■ Your instructions
Images are excluded; otherwise, output every record exactly.

■ Listed records
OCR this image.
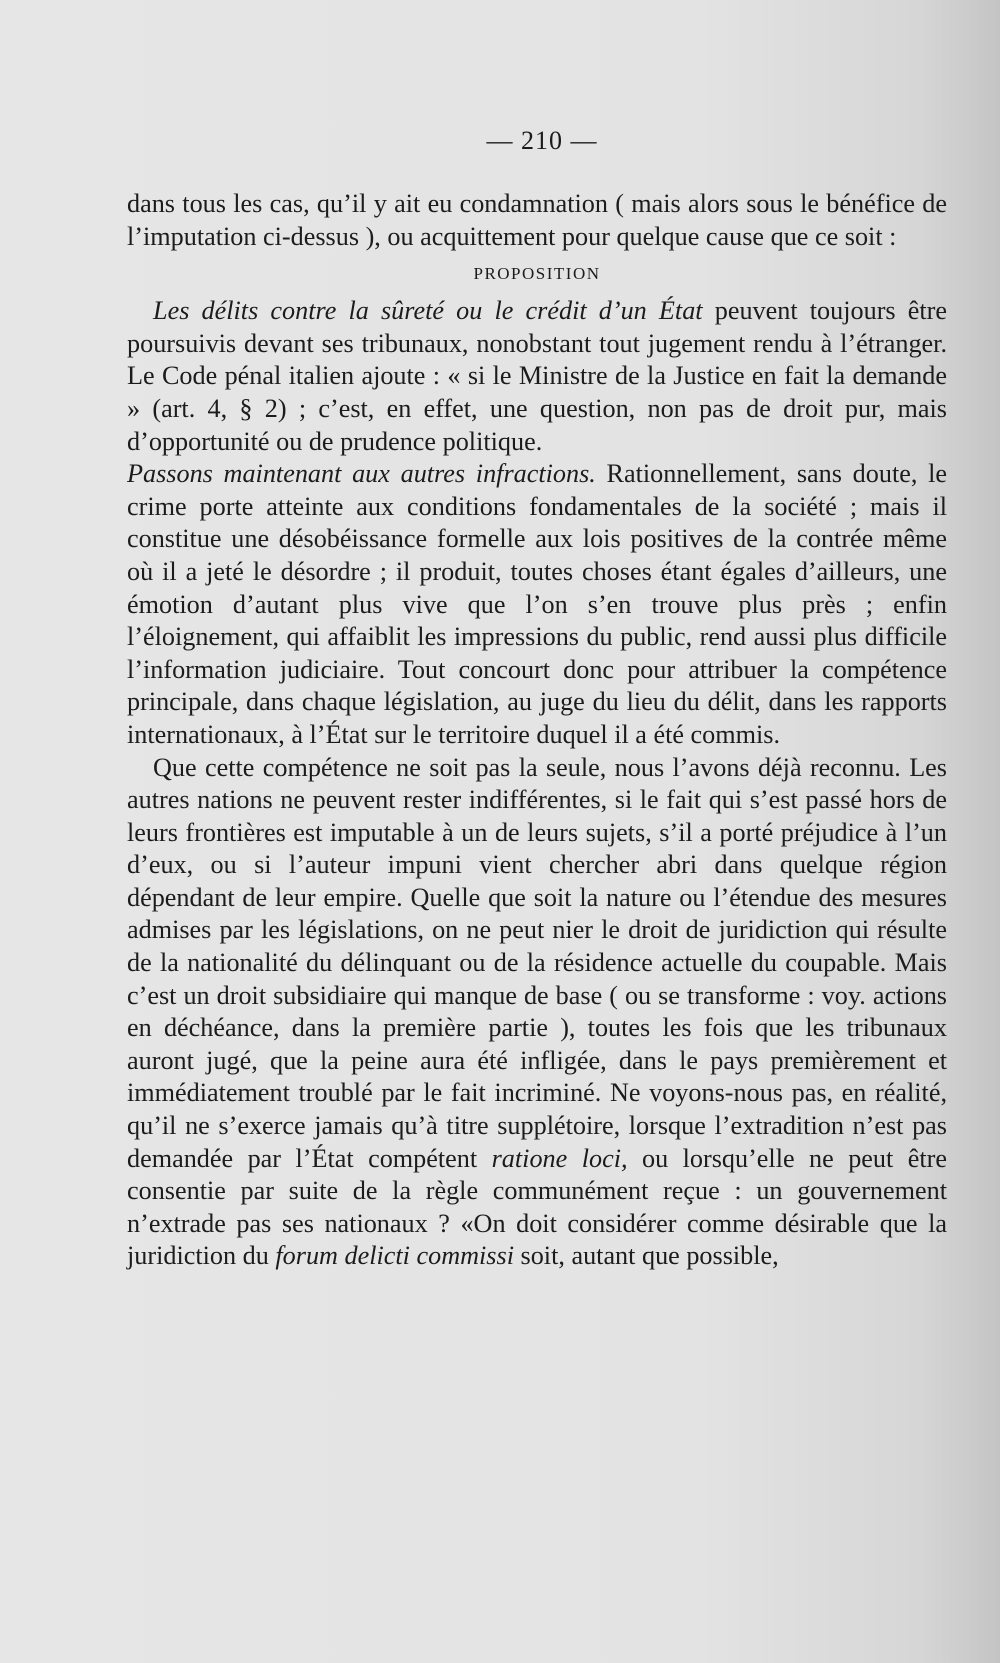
— 210 —

dans tous les cas, qu’il y ait eu condamnation ( mais alors sous le bénéfice de l’imputation ci-dessus ), ou acquittement pour quelque cause que ce soit :

PROPOSITION

Les délits contre la sûreté ou le crédit d’un État peuvent toujours être poursuivis devant ses tribunaux, nonobstant tout jugement rendu à l’étranger. Le Code pénal italien ajoute : « si le Ministre de la Justice en fait la demande » (art. 4, § 2) ; c’est, en effet, une question, non pas de droit pur, mais d’opportunité ou de prudence politique.

Passons maintenant aux autres infractions. Rationnellement, sans doute, le crime porte atteinte aux conditions fondamentales de la société ; mais il constitue une désobéissance formelle aux lois positives de la contrée même où il a jeté le désordre ; il produit, toutes choses étant égales d’ailleurs, une émotion d’autant plus vive que l’on s’en trouve plus près ; enfin l’éloignement, qui affaiblit les impressions du public, rend aussi plus difficile l’information judiciaire. Tout concourt donc pour attribuer la compétence principale, dans chaque législation, au juge du lieu du délit, dans les rapports internationaux, à l’État sur le territoire duquel il a été commis.

Que cette compétence ne soit pas la seule, nous l’avons déjà reconnu. Les autres nations ne peuvent rester indifférentes, si le fait qui s’est passé hors de leurs frontières est imputable à un de leurs sujets, s’il a porté préjudice à l’un d’eux, ou si l’auteur impuni vient chercher abri dans quelque région dépendant de leur empire. Quelle que soit la nature ou l’étendue des mesures admises par les législations, on ne peut nier le droit de juridiction qui résulte de la nationalité du délinquant ou de la résidence actuelle du coupable. Mais c’est un droit subsidiaire qui manque de base ( ou se transforme : voy. actions en déchéance, dans la première partie ), toutes les fois que les tribunaux auront jugé, que la peine aura été infligée, dans le pays premièrement et immédiatement troublé par le fait incriminé. Ne voyons-nous pas, en réalité, qu’il ne s’exerce jamais qu’à titre supplétoire, lorsque l’extradition n’est pas demandée par l’État compétent ratione loci, ou lorsqu’elle ne peut être consentie par suite de la règle communément reçue : un gouvernement n’extrade pas ses nationaux ? «On doit considérer comme désirable que la juridiction du forum delicti commissi soit, autant que possible,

■ Task answer
OCR this image.
— 210 —

dans tous les cas, qu’il y ait eu condamnation ( mais alors sous le bénéfice de l’imputation ci-dessus ), ou acquittement pour quelque cause que ce soit :

PROPOSITION

Les délits contre la sûreté ou le crédit d’un État peuvent toujours être poursuivis devant ses tribunaux, nonobstant tout jugement rendu à l’étranger. Le Code pénal italien ajoute : « si le Ministre de la Justice en fait la demande » (art. 4, § 2) ; c’est, en effet, une question, non pas de droit pur, mais d’opportunité ou de prudence politique.

Passons maintenant aux autres infractions. Rationnellement, sans doute, le crime porte atteinte aux conditions fondamentales de la société ; mais il constitue une désobéissance formelle aux lois positives de la contrée même où il a jeté le désordre ; il produit, toutes choses étant égales d’ailleurs, une émotion d’autant plus vive que l’on s’en trouve plus près ; enfin l’éloignement, qui affaiblit les impressions du public, rend aussi plus difficile l’information judiciaire. Tout concourt donc pour attribuer la compétence principale, dans chaque législation, au juge du lieu du délit, dans les rapports internationaux, à l’État sur le territoire duquel il a été commis.

Que cette compétence ne soit pas la seule, nous l’avons déjà reconnu. Les autres nations ne peuvent rester indifférentes, si le fait qui s’est passé hors de leurs frontières est imputable à un de leurs sujets, s’il a porté préjudice à l’un d’eux, ou si l’auteur impuni vient chercher abri dans quelque région dépendant de leur empire. Quelle que soit la nature ou l’étendue des mesures admises par les législations, on ne peut nier le droit de juridiction qui résulte de la nationalité du délinquant ou de la résidence actuelle du coupable. Mais c’est un droit subsidiaire qui manque de base ( ou se transforme : voy. actions en déchéance, dans la première partie ), toutes les fois que les tribunaux auront jugé, que la peine aura été infligée, dans le pays premièrement et immédiatement troublé par le fait incriminé. Ne voyons-nous pas, en réalité, qu’il ne s’exerce jamais qu’à titre supplétoire, lorsque l’extradition n’est pas demandée par l’État compétent ratione loci, ou lorsqu’elle ne peut être consentie par suite de la règle communément reçue : un gouvernement n’extrade pas ses nationaux ? «On doit considérer comme désirable que la juridiction du forum delicti commissi soit, autant que possible,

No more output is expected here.